### Description of the task
Nothing but an exact repeat of the entries below should appear in your answer.

Data entries:

****

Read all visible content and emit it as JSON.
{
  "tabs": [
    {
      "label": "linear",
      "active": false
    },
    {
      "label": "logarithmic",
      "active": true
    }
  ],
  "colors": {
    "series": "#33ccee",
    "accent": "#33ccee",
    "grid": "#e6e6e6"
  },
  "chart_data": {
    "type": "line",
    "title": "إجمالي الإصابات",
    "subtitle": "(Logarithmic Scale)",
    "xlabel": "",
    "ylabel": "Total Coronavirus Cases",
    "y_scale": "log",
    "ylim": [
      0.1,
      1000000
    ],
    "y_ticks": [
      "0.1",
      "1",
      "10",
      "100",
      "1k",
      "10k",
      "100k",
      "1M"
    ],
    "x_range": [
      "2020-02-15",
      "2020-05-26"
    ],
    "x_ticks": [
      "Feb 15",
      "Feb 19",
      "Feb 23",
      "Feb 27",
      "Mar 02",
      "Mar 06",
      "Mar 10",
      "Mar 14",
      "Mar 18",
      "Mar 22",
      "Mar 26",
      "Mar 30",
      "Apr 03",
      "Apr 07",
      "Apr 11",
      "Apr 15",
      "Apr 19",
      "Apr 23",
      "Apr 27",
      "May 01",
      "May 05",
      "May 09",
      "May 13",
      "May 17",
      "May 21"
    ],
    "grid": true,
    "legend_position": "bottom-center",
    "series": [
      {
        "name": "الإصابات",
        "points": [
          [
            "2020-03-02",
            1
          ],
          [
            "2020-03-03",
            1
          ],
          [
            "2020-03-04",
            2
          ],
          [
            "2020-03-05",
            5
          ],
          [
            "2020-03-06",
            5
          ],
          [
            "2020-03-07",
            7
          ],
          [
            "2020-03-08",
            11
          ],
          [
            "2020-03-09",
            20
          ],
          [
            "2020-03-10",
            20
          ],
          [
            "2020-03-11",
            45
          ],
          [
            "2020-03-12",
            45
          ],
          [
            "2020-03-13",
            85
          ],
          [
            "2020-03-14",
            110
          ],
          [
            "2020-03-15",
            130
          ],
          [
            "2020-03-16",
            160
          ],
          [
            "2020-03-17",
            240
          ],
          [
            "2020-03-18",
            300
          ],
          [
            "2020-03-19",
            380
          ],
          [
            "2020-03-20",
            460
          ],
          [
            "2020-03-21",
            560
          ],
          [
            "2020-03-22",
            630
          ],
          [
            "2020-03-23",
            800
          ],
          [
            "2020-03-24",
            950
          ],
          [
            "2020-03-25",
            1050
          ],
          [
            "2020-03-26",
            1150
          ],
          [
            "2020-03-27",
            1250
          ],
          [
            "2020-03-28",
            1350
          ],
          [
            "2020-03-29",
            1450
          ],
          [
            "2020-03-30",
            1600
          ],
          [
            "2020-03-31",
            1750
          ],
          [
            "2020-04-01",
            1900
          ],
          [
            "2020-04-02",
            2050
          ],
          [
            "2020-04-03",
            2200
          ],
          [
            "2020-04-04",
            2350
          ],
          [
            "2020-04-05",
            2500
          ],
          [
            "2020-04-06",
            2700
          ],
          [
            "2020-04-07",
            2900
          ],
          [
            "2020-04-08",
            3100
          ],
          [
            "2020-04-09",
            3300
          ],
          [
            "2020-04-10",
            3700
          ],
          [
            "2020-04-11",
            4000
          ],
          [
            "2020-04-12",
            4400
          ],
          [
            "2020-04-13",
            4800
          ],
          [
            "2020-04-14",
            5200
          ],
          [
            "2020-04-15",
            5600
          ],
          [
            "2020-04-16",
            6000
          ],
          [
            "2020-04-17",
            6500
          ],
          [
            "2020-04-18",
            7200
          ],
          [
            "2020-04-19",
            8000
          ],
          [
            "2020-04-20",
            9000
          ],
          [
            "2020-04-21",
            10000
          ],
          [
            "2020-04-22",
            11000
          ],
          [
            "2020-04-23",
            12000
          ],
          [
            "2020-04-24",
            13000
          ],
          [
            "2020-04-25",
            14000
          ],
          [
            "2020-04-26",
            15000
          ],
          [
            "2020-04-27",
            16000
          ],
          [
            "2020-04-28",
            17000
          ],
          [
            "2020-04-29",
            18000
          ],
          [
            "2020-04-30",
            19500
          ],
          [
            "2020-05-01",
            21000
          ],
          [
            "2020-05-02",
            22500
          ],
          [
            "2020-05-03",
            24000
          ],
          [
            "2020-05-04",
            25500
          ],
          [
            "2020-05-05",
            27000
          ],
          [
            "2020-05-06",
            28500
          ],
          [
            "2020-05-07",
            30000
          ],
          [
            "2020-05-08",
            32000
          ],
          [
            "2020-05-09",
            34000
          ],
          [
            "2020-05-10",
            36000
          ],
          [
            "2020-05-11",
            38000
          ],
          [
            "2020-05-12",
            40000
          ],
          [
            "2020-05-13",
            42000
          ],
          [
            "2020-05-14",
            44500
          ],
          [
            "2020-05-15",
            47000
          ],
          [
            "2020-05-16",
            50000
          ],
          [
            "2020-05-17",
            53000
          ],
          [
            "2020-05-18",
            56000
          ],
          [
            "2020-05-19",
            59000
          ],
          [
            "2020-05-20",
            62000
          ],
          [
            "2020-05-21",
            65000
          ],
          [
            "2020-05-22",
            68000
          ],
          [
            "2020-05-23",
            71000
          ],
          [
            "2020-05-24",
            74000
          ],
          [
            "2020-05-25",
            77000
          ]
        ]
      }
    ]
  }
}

****

### Exercise output
Read all visible content and emit it as JSON.
{
  "tabs": [
    {
      "label": "linear",
      "active": false
    },
    {
      "label": "logarithmic",
      "active": true
    }
  ],
  "colors": {
    "series": "#33ccee",
    "accent": "#33ccee",
    "grid": "#e6e6e6"
  },
  "chart_data": {
    "type": "line",
    "title": "إجمالي الإصابات",
    "subtitle": "(Logarithmic Scale)",
    "xlabel": "",
    "ylabel": "Total Coronavirus Cases",
    "y_scale": "log",
    "ylim": [
      0.1,
      1000000
    ],
    "y_ticks": [
      "0.1",
      "1",
      "10",
      "100",
      "1k",
      "10k",
      "100k",
      "1M"
    ],
    "x_range": [
      "2020-02-15",
      "2020-05-26"
    ],
    "x_ticks": [
      "Feb 15",
      "Feb 19",
      "Feb 23",
      "Feb 27",
      "Mar 02",
      "Mar 06",
      "Mar 10",
      "Mar 14",
      "Mar 18",
      "Mar 22",
      "Mar 26",
      "Mar 30",
      "Apr 03",
      "Apr 07",
      "Apr 11",
      "Apr 15",
      "Apr 19",
      "Apr 23",
      "Apr 27",
      "May 01",
      "May 05",
      "May 09",
      "May 13",
      "May 17",
      "May 21"
    ],
    "grid": true,
    "legend_position": "bottom-center",
    "series": [
      {
        "name": "الإصابات",
        "points": [
          [
            "2020-03-02",
            1
          ],
          [
            "2020-03-03",
            1
          ],
          [
            "2020-03-04",
            2
          ],
          [
            "2020-03-05",
            5
          ],
          [
            "2020-03-06",
            5
          ],
          [
            "2020-03-07",
            7
          ],
          [
            "2020-03-08",
            11
          ],
          [
            "2020-03-09",
            20
          ],
          [
            "2020-03-10",
            20
          ],
          [
            "2020-03-11",
            45
          ],
          [
            "2020-03-12",
            45
          ],
          [
            "2020-03-13",
            85
          ],
          [
            "2020-03-14",
            110
          ],
          [
            "2020-03-15",
            130
          ],
          [
            "2020-03-16",
            160
          ],
          [
            "2020-03-17",
            240
          ],
          [
            "2020-03-18",
            300
          ],
          [
            "2020-03-19",
            380
          ],
          [
            "2020-03-20",
            460
          ],
          [
            "2020-03-21",
            560
          ],
          [
            "2020-03-22",
            630
          ],
          [
            "2020-03-23",
            800
          ],
          [
            "2020-03-24",
            950
          ],
          [
            "2020-03-25",
            1050
          ],
          [
            "2020-03-26",
            1150
          ],
          [
            "2020-03-27",
            1250
          ],
          [
            "2020-03-28",
            1350
          ],
          [
            "2020-03-29",
            1450
          ],
          [
            "2020-03-30",
            1600
          ],
          [
            "2020-03-31",
            1750
          ],
          [
            "2020-04-01",
            1900
          ],
          [
            "2020-04-02",
            2050
          ],
          [
            "2020-04-03",
            2200
          ],
          [
            "2020-04-04",
            2350
          ],
          [
            "2020-04-05",
            2500
          ],
          [
            "2020-04-06",
            2700
          ],
          [
            "2020-04-07",
            2900
          ],
          [
            "2020-04-08",
            3100
          ],
          [
            "2020-04-09",
            3300
          ],
          [
            "2020-04-10",
            3700
          ],
          [
            "2020-04-11",
            4000
          ],
          [
            "2020-04-12",
            4400
          ],
          [
            "2020-04-13",
            4800
          ],
          [
            "2020-04-14",
            5200
          ],
          [
            "2020-04-15",
            5600
          ],
          [
            "2020-04-16",
            6000
          ],
          [
            "2020-04-17",
            6500
          ],
          [
            "2020-04-18",
            7200
          ],
          [
            "2020-04-19",
            8000
          ],
          [
            "2020-04-20",
            9000
          ],
          [
            "2020-04-21",
            10000
          ],
          [
            "2020-04-22",
            11000
          ],
          [
            "2020-04-23",
            12000
          ],
          [
            "2020-04-24",
            13000
          ],
          [
            "2020-04-25",
            14000
          ],
          [
            "2020-04-26",
            15000
          ],
          [
            "2020-04-27",
            16000
          ],
          [
            "2020-04-28",
            17000
          ],
          [
            "2020-04-29",
            18000
          ],
          [
            "2020-04-30",
            19500
          ],
          [
            "2020-05-01",
            21000
          ],
          [
            "2020-05-02",
            22500
          ],
          [
            "2020-05-03",
            24000
          ],
          [
            "2020-05-04",
            25500
          ],
          [
            "2020-05-05",
            27000
          ],
          [
            "2020-05-06",
            28500
          ],
          [
            "2020-05-07",
            30000
          ],
          [
            "2020-05-08",
            32000
          ],
          [
            "2020-05-09",
            34000
          ],
          [
            "2020-05-10",
            36000
          ],
          [
            "2020-05-11",
            38000
          ],
          [
            "2020-05-12",
            40000
          ],
          [
            "2020-05-13",
            42000
          ],
          [
            "2020-05-14",
            44500
          ],
          [
            "2020-05-15",
            47000
          ],
          [
            "2020-05-16",
            50000
          ],
          [
            "2020-05-17",
            53000
          ],
          [
            "2020-05-18",
            56000
          ],
          [
            "2020-05-19",
            59000
          ],
          [
            "2020-05-20",
            62000
          ],
          [
            "2020-05-21",
            65000
          ],
          [
            "2020-05-22",
            68000
          ],
          [
            "2020-05-23",
            71000
          ],
          [
            "2020-05-24",
            74000
          ],
          [
            "2020-05-25",
            77000
          ]
        ]
      }
    ]
  }
}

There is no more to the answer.